Goal: Report the count of lines containing the word "Biomass" in the entries below, and nothing more.

Provided records:
..........

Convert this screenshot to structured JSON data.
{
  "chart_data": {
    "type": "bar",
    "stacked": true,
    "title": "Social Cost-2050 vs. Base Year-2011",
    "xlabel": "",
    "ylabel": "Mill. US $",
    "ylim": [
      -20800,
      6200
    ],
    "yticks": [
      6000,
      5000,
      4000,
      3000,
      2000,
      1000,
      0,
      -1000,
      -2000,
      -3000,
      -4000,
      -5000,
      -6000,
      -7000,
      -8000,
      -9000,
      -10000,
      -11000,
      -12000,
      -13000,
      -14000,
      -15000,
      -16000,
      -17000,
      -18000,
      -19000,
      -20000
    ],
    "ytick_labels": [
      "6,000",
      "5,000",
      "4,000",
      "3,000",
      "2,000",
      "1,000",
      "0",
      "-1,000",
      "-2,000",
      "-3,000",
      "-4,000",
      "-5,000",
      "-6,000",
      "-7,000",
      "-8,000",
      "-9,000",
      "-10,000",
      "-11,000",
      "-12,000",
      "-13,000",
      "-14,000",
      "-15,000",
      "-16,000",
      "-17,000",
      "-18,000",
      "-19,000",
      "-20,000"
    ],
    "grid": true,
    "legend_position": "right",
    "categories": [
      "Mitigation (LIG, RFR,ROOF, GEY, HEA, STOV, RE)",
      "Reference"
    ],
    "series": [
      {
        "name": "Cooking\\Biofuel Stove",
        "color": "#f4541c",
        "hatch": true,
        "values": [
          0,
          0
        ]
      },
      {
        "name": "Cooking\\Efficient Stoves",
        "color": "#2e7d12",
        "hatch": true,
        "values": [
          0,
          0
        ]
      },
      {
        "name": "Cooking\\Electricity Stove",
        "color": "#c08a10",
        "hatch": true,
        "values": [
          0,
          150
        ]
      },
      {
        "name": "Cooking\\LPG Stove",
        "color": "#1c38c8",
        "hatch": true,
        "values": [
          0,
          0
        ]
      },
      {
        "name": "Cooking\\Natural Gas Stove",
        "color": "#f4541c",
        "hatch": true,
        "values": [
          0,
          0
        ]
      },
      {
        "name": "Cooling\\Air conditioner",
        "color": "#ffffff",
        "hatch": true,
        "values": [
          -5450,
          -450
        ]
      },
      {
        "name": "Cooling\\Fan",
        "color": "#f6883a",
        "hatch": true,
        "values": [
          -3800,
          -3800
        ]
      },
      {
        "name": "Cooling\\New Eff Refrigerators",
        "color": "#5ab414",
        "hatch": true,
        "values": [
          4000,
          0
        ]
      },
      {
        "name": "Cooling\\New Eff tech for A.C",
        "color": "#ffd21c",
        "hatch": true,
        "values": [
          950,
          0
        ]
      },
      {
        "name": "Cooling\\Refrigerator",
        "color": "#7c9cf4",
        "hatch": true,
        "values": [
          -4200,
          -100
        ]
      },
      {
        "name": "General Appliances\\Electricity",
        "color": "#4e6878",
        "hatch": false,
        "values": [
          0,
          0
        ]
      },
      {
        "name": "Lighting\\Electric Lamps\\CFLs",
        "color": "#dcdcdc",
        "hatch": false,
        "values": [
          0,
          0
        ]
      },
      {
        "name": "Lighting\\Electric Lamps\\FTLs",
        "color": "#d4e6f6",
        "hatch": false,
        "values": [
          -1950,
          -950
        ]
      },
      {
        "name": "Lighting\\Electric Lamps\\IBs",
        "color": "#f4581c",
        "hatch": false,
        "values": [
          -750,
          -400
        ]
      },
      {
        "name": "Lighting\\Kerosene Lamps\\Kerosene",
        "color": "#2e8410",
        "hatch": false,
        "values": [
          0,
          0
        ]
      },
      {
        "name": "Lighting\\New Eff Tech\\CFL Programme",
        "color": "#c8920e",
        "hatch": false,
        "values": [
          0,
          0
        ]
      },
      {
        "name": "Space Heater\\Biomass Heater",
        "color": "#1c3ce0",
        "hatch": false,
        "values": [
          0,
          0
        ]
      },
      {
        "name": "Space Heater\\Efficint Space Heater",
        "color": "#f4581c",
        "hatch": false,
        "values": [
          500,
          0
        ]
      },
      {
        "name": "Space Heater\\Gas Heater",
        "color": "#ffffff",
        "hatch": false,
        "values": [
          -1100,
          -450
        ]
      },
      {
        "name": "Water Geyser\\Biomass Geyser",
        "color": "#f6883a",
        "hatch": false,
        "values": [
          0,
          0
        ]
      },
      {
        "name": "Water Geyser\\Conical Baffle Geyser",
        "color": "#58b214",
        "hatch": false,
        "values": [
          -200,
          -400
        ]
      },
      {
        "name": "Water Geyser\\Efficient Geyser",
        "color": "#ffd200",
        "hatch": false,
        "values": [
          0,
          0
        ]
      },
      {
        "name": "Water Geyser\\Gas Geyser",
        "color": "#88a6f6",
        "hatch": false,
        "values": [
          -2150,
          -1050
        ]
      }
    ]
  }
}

..........

Reply to the task: 2